AIM OF THE TASK ▸ Pictures in the data below are not part of the copy; transcribe everything else exactly.

EXTRACTED DATA ▸
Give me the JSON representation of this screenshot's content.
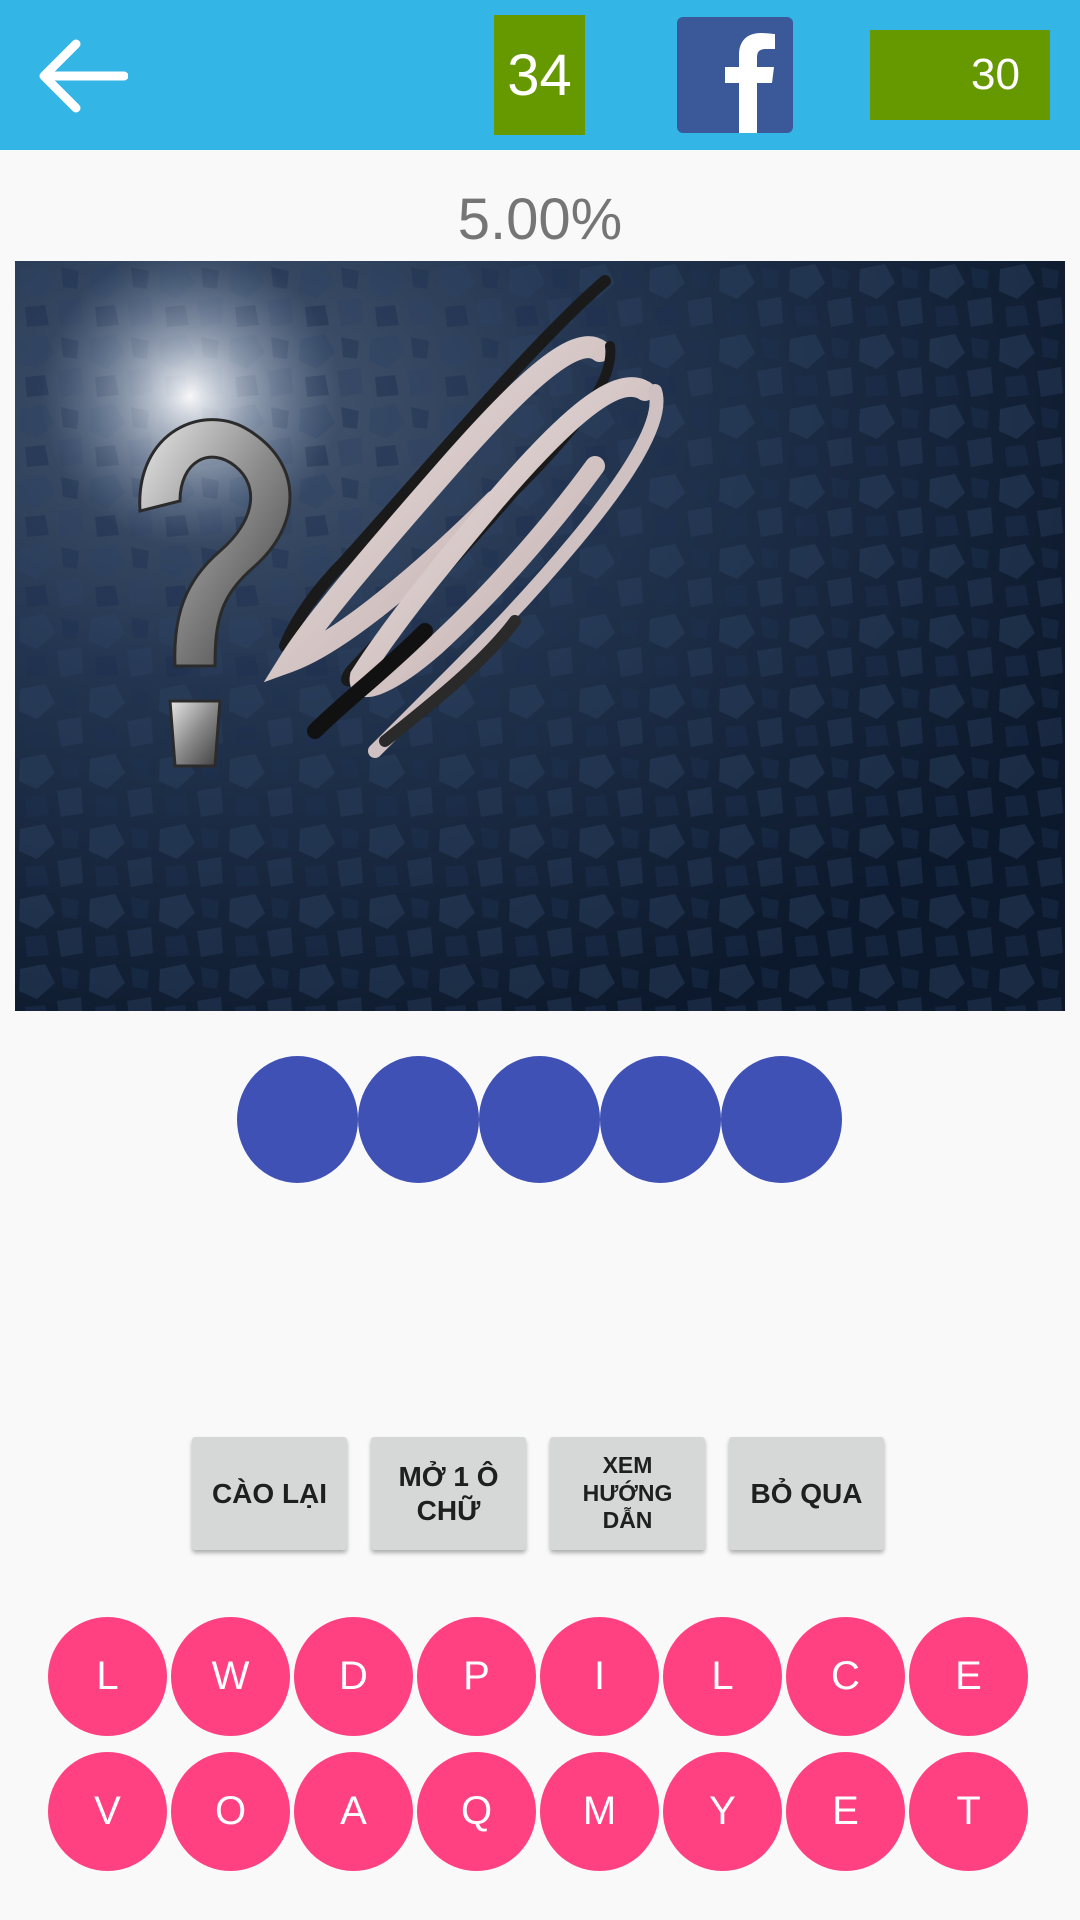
{
  "header": {
    "back_icon": "arrow-left-icon",
    "level": "34",
    "facebook_icon": "facebook-icon",
    "coins": "30",
    "colors": {
      "bar": "#33b5e5",
      "badge": "#669900",
      "facebook": "#3b5998"
    }
  },
  "progress": {
    "percent_label": "5.00%"
  },
  "image": {
    "icon": "question-mark-icon"
  },
  "answer": {
    "slot_count": 5,
    "slot_color": "#3f51b5"
  },
  "actions": [
    {
      "label": "CÀO LẠI"
    },
    {
      "label": "MỞ 1 Ô CHỮ"
    },
    {
      "label": "XEM HƯỚNG DẪN"
    },
    {
      "label": "BỎ QUA"
    }
  ],
  "keyboard": {
    "color": "#ff4081",
    "row1": [
      "L",
      "W",
      "D",
      "P",
      "I",
      "L",
      "C",
      "E"
    ],
    "row2": [
      "V",
      "O",
      "A",
      "Q",
      "M",
      "Y",
      "E",
      "T"
    ]
  }
}
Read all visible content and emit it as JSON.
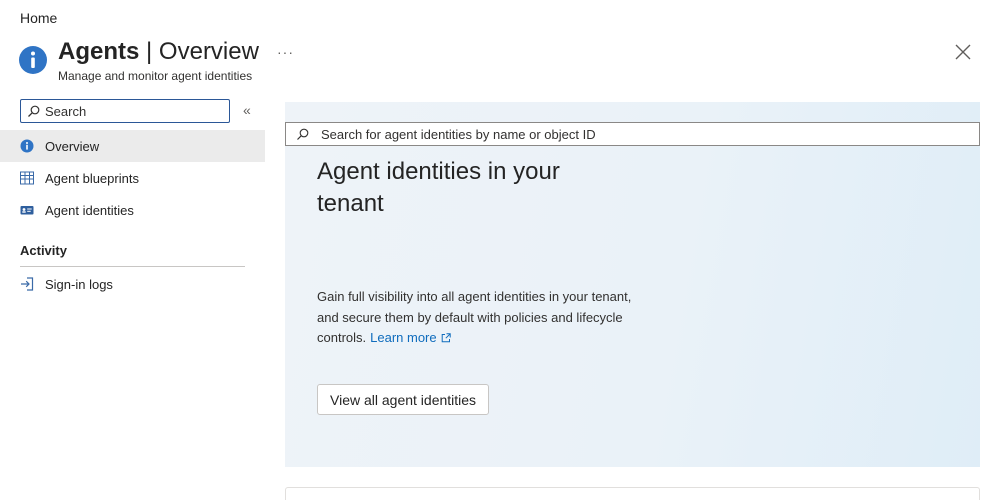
{
  "breadcrumb": {
    "home": "Home"
  },
  "header": {
    "title_main": "Agents",
    "title_sep": " | ",
    "title_sub": "Overview",
    "subtitle": "Manage and monitor agent identities",
    "more_label": "···",
    "icon": "info-icon"
  },
  "sidebar": {
    "search_placeholder": "Search",
    "collapse_label": "«",
    "items": [
      {
        "label": "Overview",
        "icon": "info-icon",
        "active": true
      },
      {
        "label": "Agent blueprints",
        "icon": "grid-icon",
        "active": false
      },
      {
        "label": "Agent identities",
        "icon": "id-card-icon",
        "active": false
      }
    ],
    "sections": [
      {
        "title": "Activity",
        "items": [
          {
            "label": "Sign-in logs",
            "icon": "sign-in-icon"
          }
        ]
      }
    ]
  },
  "main": {
    "search_placeholder": "Search for agent identities by name or object ID",
    "hero_title": "Agent identities in your tenant",
    "hero_description": "Gain full visibility into all agent identities in your tenant, and secure them by default with policies and lifecycle controls.",
    "learn_more": "Learn more",
    "view_all_button": "View all agent identities"
  },
  "colors": {
    "accent": "#0f6cbd",
    "info_icon": "#2f74c5",
    "active_nav_bg": "#ebebeb",
    "hero_bg": "#eaf2f8"
  }
}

RESPONSE ▸
Give me the JSON representation of this screenshot's content.
{
  "header": {
    "back_icon": "arrow-left-icon",
    "level": "34",
    "facebook_icon": "facebook-icon",
    "coins": "30",
    "colors": {
      "bar": "#33b5e5",
      "badge": "#669900",
      "facebook": "#3b5998"
    }
  },
  "progress": {
    "percent_label": "5.00%"
  },
  "image": {
    "icon": "question-mark-icon"
  },
  "answer": {
    "slot_count": 5,
    "slot_color": "#3f51b5"
  },
  "actions": [
    {
      "label": "CÀO LẠI"
    },
    {
      "label": "MỞ 1 Ô CHỮ"
    },
    {
      "label": "XEM HƯỚNG DẪN"
    },
    {
      "label": "BỎ QUA"
    }
  ],
  "keyboard": {
    "color": "#ff4081",
    "row1": [
      "L",
      "W",
      "D",
      "P",
      "I",
      "L",
      "C",
      "E"
    ],
    "row2": [
      "V",
      "O",
      "A",
      "Q",
      "M",
      "Y",
      "E",
      "T"
    ]
  }
}
Read all visible content and emit it as JSON.
{
  "breadcrumb": {
    "home": "Home"
  },
  "header": {
    "title_main": "Agents",
    "title_sep": " | ",
    "title_sub": "Overview",
    "subtitle": "Manage and monitor agent identities",
    "more_label": "···",
    "icon": "info-icon"
  },
  "sidebar": {
    "search_placeholder": "Search",
    "collapse_label": "«",
    "items": [
      {
        "label": "Overview",
        "icon": "info-icon",
        "active": true
      },
      {
        "label": "Agent blueprints",
        "icon": "grid-icon",
        "active": false
      },
      {
        "label": "Agent identities",
        "icon": "id-card-icon",
        "active": false
      }
    ],
    "sections": [
      {
        "title": "Activity",
        "items": [
          {
            "label": "Sign-in logs",
            "icon": "sign-in-icon"
          }
        ]
      }
    ]
  },
  "main": {
    "search_placeholder": "Search for agent identities by name or object ID",
    "hero_title": "Agent identities in your tenant",
    "hero_description": "Gain full visibility into all agent identities in your tenant, and secure them by default with policies and lifecycle controls.",
    "learn_more": "Learn more",
    "view_all_button": "View all agent identities"
  },
  "colors": {
    "accent": "#0f6cbd",
    "info_icon": "#2f74c5",
    "active_nav_bg": "#ebebeb",
    "hero_bg": "#eaf2f8"
  }
}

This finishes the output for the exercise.